- [GIVEN DATA]:

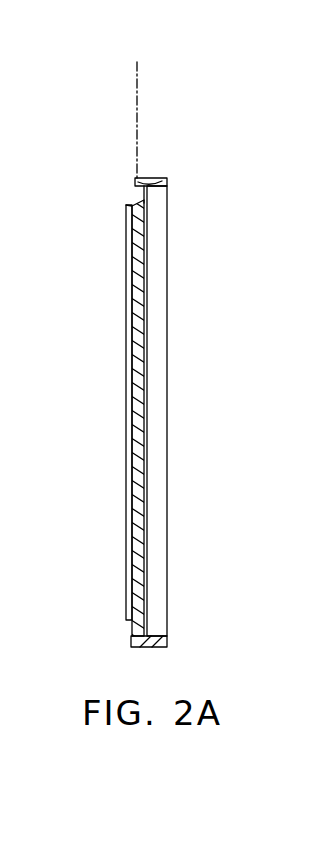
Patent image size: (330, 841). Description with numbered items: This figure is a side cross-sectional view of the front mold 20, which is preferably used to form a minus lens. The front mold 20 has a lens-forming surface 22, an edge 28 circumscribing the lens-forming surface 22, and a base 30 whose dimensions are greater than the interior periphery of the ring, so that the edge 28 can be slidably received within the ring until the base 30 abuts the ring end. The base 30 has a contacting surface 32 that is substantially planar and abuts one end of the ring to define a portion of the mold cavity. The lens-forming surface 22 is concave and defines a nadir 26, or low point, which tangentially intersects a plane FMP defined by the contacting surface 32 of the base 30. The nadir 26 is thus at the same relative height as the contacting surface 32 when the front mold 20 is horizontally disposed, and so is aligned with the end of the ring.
---
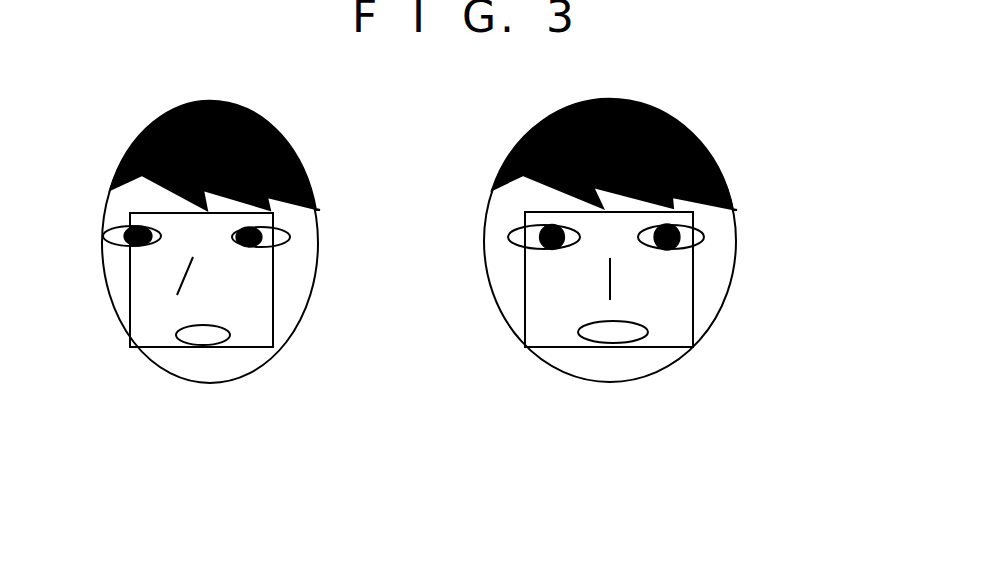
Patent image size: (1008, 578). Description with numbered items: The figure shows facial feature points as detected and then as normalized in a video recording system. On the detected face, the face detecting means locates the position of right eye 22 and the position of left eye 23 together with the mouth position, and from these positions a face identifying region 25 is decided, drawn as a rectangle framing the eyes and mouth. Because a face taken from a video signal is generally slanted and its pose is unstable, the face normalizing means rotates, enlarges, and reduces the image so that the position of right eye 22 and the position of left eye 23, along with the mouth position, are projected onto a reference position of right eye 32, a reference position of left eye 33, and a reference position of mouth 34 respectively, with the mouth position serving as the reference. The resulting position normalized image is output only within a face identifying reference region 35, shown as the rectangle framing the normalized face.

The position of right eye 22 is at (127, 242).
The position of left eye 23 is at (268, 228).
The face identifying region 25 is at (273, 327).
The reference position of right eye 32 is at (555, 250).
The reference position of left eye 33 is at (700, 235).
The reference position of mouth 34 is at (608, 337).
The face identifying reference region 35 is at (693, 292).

- [EXERCISE GOAL]: Show each line of the material above that contains the word "region". Case counts.

- [SOLUTION]:
Patent image size: (1008, 578). Description with numbered items: The figure shows facial feature points as detected and then as normalized in a video recording system. On the detected face, the face detecting means locates the position of right eye 22 and the position of left eye 23 together with the mouth position, and from these positions a face identifying region 25 is decided, drawn as a rectangle framing the eyes and mouth. Because a face taken from a video signal is generally slanted and its pose is unstable, the face normalizing means rotates, enlarges, and reduces the image so that the position of right eye 22 and the position of left eye 23, along with the mouth position, are projected onto a reference position of right eye 32, a reference position of left eye 33, and a reference position of mouth 34 respectively, with the mouth position serving as the reference. The resulting position normalized image is output only within a face identifying reference region 35, shown as the rectangle framing the normalized face.
The face identifying region 25 is at (273, 327).
The face identifying reference region 35 is at (693, 292).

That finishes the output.